» Instructions to follow: From the listing below, pull out every line where the string "xlabel" appears.

» Extracted records:
• • •

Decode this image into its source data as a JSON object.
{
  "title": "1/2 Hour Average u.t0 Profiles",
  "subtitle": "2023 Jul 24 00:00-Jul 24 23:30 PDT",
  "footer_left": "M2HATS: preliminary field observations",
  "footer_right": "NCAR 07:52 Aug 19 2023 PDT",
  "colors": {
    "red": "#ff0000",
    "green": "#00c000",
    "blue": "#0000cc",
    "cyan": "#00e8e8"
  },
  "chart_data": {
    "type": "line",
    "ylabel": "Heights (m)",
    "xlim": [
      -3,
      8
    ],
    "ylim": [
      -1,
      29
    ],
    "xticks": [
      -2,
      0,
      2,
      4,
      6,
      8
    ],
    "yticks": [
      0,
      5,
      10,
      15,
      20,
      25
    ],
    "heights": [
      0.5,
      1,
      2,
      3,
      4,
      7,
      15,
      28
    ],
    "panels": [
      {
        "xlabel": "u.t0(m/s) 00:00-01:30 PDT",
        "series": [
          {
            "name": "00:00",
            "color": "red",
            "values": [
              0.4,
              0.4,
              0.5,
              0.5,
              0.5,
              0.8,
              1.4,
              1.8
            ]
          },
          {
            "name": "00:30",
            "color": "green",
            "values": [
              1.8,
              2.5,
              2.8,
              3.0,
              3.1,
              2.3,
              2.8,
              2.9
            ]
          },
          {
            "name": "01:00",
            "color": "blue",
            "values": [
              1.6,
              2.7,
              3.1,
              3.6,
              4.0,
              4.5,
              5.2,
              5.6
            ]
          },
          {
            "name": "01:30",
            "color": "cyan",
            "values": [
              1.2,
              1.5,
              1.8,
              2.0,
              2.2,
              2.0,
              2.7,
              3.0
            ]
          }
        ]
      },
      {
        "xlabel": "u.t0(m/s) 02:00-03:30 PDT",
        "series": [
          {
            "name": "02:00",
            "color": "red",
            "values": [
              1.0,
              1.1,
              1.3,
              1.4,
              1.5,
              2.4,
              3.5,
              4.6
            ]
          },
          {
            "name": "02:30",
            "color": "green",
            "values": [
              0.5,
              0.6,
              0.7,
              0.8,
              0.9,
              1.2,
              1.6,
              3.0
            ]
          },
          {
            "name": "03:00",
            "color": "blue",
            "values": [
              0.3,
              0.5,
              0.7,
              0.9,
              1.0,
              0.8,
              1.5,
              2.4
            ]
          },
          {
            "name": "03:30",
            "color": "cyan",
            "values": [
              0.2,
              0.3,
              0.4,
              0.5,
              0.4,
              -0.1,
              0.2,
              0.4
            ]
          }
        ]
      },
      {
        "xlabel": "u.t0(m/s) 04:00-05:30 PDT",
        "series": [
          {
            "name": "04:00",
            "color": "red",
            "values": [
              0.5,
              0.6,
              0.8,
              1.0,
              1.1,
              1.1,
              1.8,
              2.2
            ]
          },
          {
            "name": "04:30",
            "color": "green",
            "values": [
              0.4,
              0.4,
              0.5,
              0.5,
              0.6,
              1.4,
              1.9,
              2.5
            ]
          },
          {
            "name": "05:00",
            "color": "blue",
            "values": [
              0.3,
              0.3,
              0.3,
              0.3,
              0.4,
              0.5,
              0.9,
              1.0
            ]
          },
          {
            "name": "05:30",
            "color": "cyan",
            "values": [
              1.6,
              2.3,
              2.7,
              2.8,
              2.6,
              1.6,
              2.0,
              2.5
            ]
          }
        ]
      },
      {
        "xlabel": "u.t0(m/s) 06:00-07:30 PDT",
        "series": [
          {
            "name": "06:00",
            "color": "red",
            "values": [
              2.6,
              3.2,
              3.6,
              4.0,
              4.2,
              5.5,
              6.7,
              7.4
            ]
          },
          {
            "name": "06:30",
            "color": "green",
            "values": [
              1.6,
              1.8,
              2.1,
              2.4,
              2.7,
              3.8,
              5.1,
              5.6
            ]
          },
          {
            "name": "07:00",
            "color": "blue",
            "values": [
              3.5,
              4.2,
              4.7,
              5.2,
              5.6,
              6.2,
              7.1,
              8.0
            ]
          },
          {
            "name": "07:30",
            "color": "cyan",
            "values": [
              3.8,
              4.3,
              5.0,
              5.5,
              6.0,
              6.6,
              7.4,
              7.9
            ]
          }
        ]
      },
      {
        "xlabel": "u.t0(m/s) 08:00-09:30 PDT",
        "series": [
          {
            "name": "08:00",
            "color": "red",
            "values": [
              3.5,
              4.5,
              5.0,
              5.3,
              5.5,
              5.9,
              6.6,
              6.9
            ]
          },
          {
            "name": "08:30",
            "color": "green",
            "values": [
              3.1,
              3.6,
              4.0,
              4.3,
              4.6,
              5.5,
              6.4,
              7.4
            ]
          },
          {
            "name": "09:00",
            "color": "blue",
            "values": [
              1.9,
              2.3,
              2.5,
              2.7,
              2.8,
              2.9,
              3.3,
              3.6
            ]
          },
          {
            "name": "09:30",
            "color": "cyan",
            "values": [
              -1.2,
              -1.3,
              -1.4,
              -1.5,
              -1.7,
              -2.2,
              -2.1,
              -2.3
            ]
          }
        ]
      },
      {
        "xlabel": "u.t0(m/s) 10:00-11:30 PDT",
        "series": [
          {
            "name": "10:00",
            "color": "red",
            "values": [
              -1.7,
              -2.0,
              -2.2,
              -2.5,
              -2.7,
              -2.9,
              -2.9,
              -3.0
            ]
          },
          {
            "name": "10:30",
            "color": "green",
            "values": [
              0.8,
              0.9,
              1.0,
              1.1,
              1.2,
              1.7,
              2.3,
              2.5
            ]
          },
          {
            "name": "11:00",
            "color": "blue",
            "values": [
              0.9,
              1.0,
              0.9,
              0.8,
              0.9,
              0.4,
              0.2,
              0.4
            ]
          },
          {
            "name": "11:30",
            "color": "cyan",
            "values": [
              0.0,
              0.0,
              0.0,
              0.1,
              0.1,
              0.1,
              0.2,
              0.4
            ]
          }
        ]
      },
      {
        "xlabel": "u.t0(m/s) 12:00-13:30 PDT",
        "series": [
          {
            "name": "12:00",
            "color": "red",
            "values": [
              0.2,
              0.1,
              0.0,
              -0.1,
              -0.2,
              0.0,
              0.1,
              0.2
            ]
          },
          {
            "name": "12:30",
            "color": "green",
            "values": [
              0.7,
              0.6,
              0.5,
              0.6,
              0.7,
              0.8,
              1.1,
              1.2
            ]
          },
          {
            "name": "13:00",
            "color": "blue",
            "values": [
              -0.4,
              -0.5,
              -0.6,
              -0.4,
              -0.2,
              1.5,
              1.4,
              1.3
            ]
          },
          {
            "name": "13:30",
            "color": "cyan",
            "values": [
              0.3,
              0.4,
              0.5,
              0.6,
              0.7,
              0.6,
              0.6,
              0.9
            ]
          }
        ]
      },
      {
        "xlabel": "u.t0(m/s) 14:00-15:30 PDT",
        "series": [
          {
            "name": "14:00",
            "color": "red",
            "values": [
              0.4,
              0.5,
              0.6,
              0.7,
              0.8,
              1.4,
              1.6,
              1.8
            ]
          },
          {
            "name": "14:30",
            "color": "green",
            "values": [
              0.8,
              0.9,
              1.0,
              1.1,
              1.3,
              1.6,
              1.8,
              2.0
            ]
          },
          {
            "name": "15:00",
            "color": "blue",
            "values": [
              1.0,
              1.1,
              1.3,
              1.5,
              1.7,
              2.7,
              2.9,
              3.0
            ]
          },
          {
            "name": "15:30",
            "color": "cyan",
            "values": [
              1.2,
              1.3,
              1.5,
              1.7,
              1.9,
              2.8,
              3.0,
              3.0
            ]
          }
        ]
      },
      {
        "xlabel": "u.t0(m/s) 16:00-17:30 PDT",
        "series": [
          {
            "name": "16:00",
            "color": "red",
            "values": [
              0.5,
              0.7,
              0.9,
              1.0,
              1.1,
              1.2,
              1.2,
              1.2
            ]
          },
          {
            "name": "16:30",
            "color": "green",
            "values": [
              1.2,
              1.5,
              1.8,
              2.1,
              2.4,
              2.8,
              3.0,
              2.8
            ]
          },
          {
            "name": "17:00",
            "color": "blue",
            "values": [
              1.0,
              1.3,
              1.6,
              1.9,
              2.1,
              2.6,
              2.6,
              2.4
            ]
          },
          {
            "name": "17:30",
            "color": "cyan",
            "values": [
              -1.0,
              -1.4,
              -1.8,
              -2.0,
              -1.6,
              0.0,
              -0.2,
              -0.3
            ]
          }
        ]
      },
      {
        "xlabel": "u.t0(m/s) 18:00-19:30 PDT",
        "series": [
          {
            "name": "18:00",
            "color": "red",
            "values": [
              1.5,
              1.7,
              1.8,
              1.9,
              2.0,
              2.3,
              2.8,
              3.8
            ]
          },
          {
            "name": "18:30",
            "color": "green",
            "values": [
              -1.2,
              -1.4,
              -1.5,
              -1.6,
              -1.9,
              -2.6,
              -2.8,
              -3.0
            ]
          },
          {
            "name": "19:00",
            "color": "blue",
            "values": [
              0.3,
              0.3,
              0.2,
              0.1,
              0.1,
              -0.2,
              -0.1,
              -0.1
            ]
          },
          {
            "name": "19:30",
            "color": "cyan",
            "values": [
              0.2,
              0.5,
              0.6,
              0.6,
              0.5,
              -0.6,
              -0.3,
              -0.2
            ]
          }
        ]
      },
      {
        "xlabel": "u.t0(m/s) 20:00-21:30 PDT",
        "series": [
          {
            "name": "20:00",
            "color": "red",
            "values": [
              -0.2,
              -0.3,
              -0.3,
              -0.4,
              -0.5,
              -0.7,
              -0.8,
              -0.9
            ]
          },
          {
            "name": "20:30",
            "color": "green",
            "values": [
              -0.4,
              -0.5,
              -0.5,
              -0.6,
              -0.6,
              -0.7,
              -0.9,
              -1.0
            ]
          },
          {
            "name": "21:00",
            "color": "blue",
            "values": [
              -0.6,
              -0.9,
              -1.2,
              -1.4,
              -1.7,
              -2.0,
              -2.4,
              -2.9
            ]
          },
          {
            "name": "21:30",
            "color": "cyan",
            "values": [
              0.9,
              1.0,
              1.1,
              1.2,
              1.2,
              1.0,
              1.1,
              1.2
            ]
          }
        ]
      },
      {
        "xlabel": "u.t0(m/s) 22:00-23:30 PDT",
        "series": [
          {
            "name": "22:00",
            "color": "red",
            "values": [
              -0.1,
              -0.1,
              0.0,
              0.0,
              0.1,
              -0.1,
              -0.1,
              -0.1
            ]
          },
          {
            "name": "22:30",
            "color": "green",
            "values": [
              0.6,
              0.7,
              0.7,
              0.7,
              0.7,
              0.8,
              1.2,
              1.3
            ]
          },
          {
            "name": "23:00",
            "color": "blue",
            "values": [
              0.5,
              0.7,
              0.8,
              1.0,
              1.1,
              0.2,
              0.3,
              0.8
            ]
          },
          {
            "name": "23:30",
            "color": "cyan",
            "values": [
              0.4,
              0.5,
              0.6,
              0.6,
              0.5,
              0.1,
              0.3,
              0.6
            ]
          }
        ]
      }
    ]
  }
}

• • •

» Answer below:
        "xlabel": "u.t0(m/s) 00:00-01:30 PDT",
        "xlabel": "u.t0(m/s) 02:00-03:30 PDT",
        "xlabel": "u.t0(m/s) 04:00-05:30 PDT",
        "xlabel": "u.t0(m/s) 06:00-07:30 PDT",
        "xlabel": "u.t0(m/s) 08:00-09:30 PDT",
        "xlabel": "u.t0(m/s) 10:00-11:30 PDT",
        "xlabel": "u.t0(m/s) 12:00-13:30 PDT",
        "xlabel": "u.t0(m/s) 14:00-15:30 PDT",
        "xlabel": "u.t0(m/s) 16:00-17:30 PDT",
        "xlabel": "u.t0(m/s) 18:00-19:30 PDT",
        "xlabel": "u.t0(m/s) 20:00-21:30 PDT",
        "xlabel": "u.t0(m/s) 22:00-23:30 PDT",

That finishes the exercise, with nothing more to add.